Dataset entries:

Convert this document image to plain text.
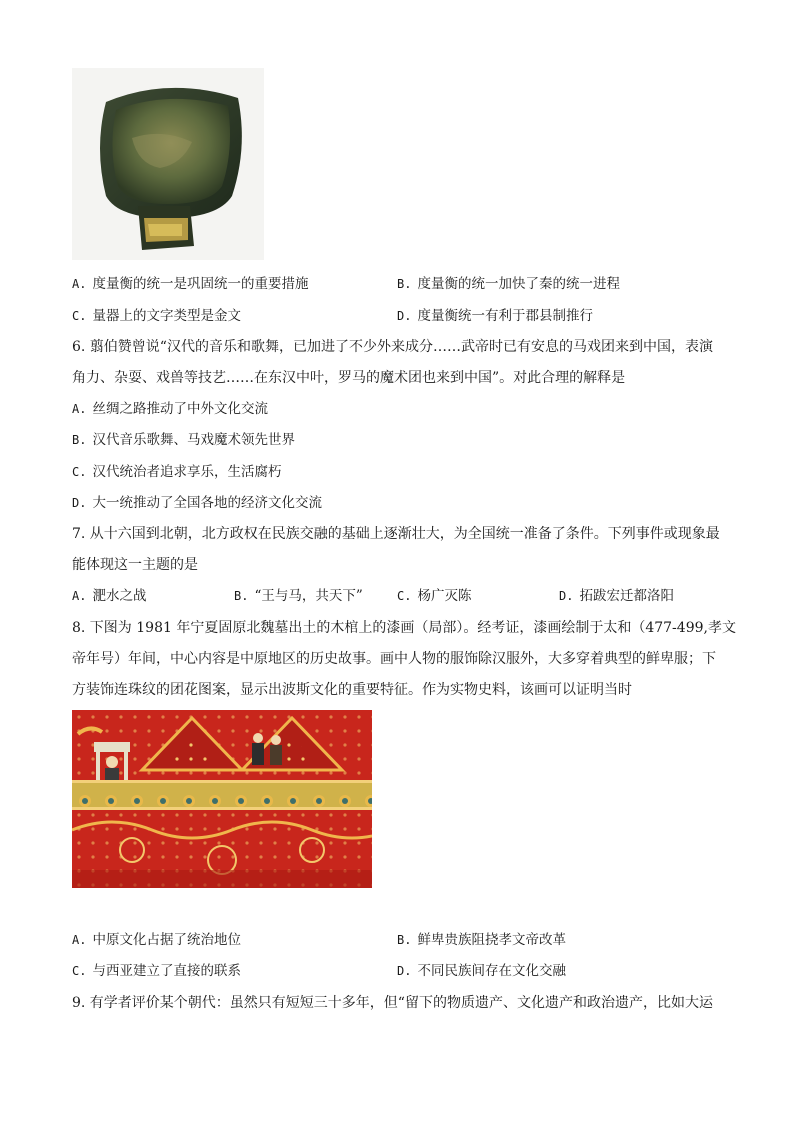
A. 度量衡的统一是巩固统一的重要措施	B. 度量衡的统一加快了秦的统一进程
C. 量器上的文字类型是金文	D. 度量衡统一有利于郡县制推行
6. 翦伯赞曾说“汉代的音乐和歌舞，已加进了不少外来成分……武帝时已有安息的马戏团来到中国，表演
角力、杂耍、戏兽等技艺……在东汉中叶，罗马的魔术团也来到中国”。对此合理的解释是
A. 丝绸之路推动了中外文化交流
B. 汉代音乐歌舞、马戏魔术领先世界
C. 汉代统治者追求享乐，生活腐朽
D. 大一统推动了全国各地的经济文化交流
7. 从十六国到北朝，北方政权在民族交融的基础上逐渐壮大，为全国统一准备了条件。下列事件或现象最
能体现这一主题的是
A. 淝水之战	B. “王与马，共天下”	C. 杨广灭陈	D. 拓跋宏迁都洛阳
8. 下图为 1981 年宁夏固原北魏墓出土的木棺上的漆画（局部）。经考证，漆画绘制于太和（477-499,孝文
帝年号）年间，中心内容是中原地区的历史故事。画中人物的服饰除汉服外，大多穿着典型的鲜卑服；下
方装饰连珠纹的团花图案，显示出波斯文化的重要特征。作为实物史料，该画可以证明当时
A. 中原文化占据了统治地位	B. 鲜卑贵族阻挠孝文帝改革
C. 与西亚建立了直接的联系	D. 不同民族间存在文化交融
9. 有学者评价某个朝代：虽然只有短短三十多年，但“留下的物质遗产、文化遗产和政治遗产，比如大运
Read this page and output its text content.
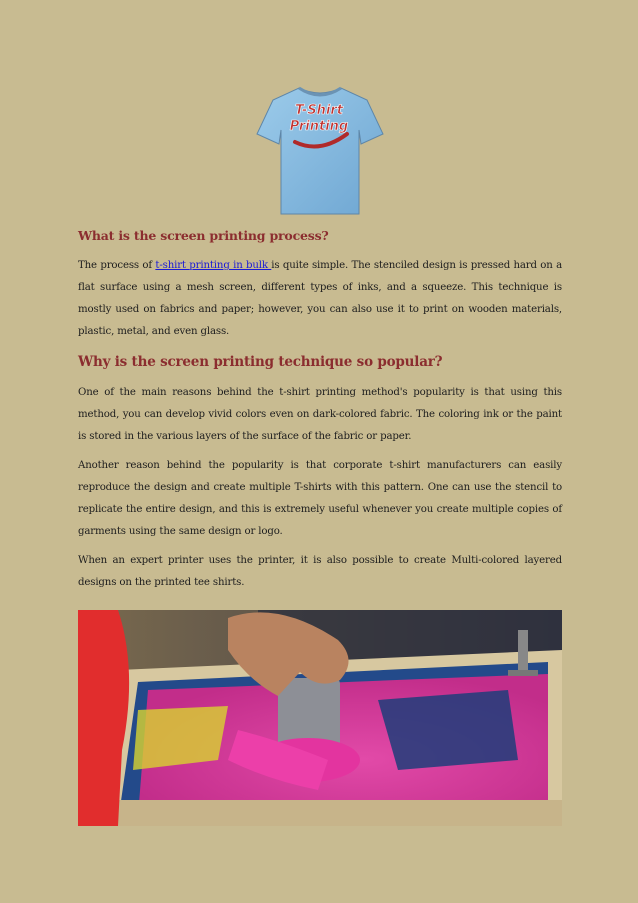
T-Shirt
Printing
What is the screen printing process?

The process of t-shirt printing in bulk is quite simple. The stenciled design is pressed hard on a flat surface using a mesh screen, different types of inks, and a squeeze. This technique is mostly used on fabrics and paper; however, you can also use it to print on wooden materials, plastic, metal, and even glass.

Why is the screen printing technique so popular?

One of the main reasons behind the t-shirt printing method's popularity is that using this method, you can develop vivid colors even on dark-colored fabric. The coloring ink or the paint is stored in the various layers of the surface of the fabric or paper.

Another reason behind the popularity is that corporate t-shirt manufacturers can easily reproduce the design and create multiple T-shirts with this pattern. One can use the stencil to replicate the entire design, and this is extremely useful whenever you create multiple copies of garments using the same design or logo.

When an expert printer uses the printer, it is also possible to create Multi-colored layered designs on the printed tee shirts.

AIM:
Select every line where the word "shirts" occurs.

FINISHED ANSWER:
Another reason behind the popularity is that corporate t-shirt manufacturers can easily reproduce the design and create multiple T-shirts with this pattern. One can use the stencil to replicate the entire design, and this is extremely useful whenever you create multiple copies of garments using the same design or logo.
When an expert printer uses the printer, it is also possible to create Multi-colored layered designs on the printed tee shirts.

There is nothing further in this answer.